Task instructions —
Find every line in the records below that holds the word "structured" and copy it.

Listed records —
---
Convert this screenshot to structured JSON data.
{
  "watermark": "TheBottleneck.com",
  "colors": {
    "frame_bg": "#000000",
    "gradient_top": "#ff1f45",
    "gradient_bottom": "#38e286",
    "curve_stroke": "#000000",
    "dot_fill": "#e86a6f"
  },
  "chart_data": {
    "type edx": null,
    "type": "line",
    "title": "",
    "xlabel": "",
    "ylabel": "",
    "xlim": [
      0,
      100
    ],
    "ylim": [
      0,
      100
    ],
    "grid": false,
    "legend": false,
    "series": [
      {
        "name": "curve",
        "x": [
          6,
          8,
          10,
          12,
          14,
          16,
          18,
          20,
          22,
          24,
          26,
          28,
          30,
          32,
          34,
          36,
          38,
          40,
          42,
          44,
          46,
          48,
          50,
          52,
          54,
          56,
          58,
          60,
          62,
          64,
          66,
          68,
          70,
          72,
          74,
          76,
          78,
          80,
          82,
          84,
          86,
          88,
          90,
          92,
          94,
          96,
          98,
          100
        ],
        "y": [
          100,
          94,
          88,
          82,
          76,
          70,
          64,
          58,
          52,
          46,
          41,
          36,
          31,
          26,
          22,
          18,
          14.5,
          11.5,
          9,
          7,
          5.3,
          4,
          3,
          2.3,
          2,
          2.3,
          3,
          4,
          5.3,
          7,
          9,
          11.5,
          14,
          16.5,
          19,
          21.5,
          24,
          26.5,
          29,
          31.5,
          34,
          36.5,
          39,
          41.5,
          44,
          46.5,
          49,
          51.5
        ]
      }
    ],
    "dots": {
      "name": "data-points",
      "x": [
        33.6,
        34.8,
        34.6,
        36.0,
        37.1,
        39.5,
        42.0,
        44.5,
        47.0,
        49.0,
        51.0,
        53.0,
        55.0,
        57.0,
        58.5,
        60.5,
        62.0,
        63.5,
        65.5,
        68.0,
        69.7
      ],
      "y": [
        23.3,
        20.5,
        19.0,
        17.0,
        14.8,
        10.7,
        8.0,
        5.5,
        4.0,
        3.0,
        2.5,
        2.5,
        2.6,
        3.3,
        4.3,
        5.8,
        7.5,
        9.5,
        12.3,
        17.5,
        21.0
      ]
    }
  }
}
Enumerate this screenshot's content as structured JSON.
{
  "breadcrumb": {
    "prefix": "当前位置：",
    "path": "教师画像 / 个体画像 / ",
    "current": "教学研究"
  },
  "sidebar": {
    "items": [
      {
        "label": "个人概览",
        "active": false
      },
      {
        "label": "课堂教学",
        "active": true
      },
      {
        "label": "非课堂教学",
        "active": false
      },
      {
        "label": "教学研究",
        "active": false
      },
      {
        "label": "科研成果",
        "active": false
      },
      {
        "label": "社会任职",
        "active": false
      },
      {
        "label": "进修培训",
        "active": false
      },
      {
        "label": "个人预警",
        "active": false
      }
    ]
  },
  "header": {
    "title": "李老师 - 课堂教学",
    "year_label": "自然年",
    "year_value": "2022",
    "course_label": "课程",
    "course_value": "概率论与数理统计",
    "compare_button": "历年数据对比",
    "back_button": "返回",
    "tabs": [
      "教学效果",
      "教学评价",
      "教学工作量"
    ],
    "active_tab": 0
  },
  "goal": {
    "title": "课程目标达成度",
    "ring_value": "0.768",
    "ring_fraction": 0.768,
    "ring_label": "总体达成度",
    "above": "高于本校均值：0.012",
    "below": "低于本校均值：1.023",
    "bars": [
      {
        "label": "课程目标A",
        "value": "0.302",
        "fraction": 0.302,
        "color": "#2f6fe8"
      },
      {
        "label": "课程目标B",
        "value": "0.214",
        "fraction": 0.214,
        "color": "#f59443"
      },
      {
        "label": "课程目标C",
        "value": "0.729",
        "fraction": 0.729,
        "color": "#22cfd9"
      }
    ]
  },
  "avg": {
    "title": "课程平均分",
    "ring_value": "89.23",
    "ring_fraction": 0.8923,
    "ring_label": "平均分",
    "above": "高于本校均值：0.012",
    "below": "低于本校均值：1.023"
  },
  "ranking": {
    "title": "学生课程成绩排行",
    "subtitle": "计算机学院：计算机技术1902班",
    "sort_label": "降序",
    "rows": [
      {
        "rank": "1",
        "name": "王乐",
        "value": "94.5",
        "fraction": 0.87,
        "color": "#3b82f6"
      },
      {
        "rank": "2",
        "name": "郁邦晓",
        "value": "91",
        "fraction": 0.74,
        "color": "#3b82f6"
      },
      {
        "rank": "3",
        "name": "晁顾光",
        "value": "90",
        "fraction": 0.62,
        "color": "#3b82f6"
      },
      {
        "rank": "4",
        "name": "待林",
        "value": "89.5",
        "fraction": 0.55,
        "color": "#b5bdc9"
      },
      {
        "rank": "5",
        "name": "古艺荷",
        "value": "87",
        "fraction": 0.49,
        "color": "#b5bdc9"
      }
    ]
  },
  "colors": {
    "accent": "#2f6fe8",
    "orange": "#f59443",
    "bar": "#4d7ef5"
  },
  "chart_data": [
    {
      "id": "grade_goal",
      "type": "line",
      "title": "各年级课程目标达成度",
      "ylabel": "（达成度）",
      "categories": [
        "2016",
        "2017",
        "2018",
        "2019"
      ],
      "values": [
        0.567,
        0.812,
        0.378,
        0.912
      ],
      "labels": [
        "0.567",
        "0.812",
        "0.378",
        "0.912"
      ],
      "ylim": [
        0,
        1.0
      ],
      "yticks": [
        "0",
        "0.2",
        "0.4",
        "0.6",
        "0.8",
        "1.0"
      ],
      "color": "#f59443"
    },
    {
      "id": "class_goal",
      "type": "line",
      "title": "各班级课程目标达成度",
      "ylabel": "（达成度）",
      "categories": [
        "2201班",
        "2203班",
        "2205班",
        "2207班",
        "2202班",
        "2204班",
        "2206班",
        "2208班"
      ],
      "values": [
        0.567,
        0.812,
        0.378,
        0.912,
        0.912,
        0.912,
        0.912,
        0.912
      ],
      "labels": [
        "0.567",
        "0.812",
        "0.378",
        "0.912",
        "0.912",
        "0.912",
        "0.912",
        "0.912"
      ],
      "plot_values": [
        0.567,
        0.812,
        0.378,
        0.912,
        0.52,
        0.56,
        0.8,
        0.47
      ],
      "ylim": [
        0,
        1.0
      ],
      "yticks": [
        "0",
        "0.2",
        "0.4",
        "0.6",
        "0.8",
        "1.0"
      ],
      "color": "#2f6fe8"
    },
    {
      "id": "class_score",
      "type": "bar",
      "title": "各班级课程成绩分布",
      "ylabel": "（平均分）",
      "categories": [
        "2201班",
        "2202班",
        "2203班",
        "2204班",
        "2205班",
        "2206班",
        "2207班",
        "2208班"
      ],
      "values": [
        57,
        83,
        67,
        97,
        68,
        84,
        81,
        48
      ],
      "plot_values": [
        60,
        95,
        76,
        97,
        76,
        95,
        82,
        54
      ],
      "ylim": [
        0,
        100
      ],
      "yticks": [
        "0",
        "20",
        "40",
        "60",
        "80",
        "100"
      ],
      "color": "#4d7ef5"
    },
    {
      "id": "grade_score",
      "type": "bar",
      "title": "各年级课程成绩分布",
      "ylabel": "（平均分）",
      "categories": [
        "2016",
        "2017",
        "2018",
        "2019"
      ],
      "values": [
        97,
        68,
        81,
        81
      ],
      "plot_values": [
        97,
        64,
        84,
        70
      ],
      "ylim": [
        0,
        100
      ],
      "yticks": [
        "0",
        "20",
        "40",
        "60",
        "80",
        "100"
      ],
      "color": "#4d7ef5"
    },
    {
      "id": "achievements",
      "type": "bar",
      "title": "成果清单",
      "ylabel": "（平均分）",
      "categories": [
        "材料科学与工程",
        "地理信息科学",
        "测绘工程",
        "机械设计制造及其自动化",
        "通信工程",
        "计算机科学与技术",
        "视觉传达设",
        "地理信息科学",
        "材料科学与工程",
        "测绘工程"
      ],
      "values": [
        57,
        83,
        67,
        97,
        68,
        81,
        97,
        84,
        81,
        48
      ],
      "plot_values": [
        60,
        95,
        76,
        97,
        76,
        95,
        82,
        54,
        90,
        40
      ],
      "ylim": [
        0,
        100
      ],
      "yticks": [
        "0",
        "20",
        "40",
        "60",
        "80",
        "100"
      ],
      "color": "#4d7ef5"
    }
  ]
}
---
Finished answer —
Convert this screenshot to structured JSON data.
Enumerate this screenshot's content as structured JSON.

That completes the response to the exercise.